#### Excerpted data

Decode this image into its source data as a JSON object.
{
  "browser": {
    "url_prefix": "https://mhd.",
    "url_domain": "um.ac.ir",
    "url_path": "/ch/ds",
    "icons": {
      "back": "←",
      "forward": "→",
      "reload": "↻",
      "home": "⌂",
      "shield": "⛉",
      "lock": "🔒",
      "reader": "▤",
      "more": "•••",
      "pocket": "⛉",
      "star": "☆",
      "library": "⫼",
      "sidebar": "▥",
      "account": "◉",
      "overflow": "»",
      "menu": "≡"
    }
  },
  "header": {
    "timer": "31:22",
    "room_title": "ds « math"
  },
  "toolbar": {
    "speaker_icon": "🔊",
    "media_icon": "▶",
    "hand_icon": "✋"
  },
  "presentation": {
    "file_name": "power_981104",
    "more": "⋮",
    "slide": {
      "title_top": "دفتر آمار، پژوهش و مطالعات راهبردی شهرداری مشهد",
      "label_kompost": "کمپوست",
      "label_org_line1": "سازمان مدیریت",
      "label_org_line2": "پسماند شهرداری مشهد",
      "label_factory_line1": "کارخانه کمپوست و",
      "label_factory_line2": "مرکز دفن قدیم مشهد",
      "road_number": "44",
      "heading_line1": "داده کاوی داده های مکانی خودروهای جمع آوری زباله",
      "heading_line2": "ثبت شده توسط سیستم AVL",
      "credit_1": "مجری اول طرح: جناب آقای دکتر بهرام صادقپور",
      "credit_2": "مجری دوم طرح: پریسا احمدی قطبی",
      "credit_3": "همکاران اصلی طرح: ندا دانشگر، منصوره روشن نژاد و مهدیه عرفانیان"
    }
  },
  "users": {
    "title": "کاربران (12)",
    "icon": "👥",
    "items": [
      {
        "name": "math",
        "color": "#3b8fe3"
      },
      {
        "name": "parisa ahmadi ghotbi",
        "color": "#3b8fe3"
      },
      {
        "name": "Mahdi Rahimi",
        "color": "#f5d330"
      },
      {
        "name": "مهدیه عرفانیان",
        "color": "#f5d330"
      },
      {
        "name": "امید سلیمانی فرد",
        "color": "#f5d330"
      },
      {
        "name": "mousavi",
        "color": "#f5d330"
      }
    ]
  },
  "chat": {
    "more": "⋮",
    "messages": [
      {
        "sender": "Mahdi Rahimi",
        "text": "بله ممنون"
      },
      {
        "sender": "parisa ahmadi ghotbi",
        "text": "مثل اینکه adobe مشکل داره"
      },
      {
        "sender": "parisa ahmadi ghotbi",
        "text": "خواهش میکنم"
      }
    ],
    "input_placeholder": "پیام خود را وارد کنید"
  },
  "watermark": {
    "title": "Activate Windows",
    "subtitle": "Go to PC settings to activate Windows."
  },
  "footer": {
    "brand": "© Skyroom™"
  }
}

########

Every record shown above must be echoed exactly.

Solution to the problem:
Decode this image into its source data as a JSON object.
{
  "browser": {
    "url_prefix": "https://mhd.",
    "url_domain": "um.ac.ir",
    "url_path": "/ch/ds",
    "icons": {
      "back": "←",
      "forward": "→",
      "reload": "↻",
      "home": "⌂",
      "shield": "⛉",
      "lock": "🔒",
      "reader": "▤",
      "more": "•••",
      "pocket": "⛉",
      "star": "☆",
      "library": "⫼",
      "sidebar": "▥",
      "account": "◉",
      "overflow": "»",
      "menu": "≡"
    }
  },
  "header": {
    "timer": "31:22",
    "room_title": "ds « math"
  },
  "toolbar": {
    "speaker_icon": "🔊",
    "media_icon": "▶",
    "hand_icon": "✋"
  },
  "presentation": {
    "file_name": "power_981104",
    "more": "⋮",
    "slide": {
      "title_top": "دفتر آمار، پژوهش و مطالعات راهبردی شهرداری مشهد",
      "label_kompost": "کمپوست",
      "label_org_line1": "سازمان مدیریت",
      "label_org_line2": "پسماند شهرداری مشهد",
      "label_factory_line1": "کارخانه کمپوست و",
      "label_factory_line2": "مرکز دفن قدیم مشهد",
      "road_number": "44",
      "heading_line1": "داده کاوی داده های مکانی خودروهای جمع آوری زباله",
      "heading_line2": "ثبت شده توسط سیستم AVL",
      "credit_1": "مجری اول طرح: جناب آقای دکتر بهرام صادقپور",
      "credit_2": "مجری دوم طرح: پریسا احمدی قطبی",
      "credit_3": "همکاران اصلی طرح: ندا دانشگر، منصوره روشن نژاد و مهدیه عرفانیان"
    }
  },
  "users": {
    "title": "کاربران (12)",
    "icon": "👥",
    "items": [
      {
        "name": "math",
        "color": "#3b8fe3"
      },
      {
        "name": "parisa ahmadi ghotbi",
        "color": "#3b8fe3"
      },
      {
        "name": "Mahdi Rahimi",
        "color": "#f5d330"
      },
      {
        "name": "مهدیه عرفانیان",
        "color": "#f5d330"
      },
      {
        "name": "امید سلیمانی فرد",
        "color": "#f5d330"
      },
      {
        "name": "mousavi",
        "color": "#f5d330"
      }
    ]
  },
  "chat": {
    "more": "⋮",
    "messages": [
      {
        "sender": "Mahdi Rahimi",
        "text": "بله ممنون"
      },
      {
        "sender": "parisa ahmadi ghotbi",
        "text": "مثل اینکه adobe مشکل داره"
      },
      {
        "sender": "parisa ahmadi ghotbi",
        "text": "خواهش میکنم"
      }
    ],
    "input_placeholder": "پیام خود را وارد کنید"
  },
  "watermark": {
    "title": "Activate Windows",
    "subtitle": "Go to PC settings to activate Windows."
  },
  "footer": {
    "brand": "© Skyroom™"
  }
}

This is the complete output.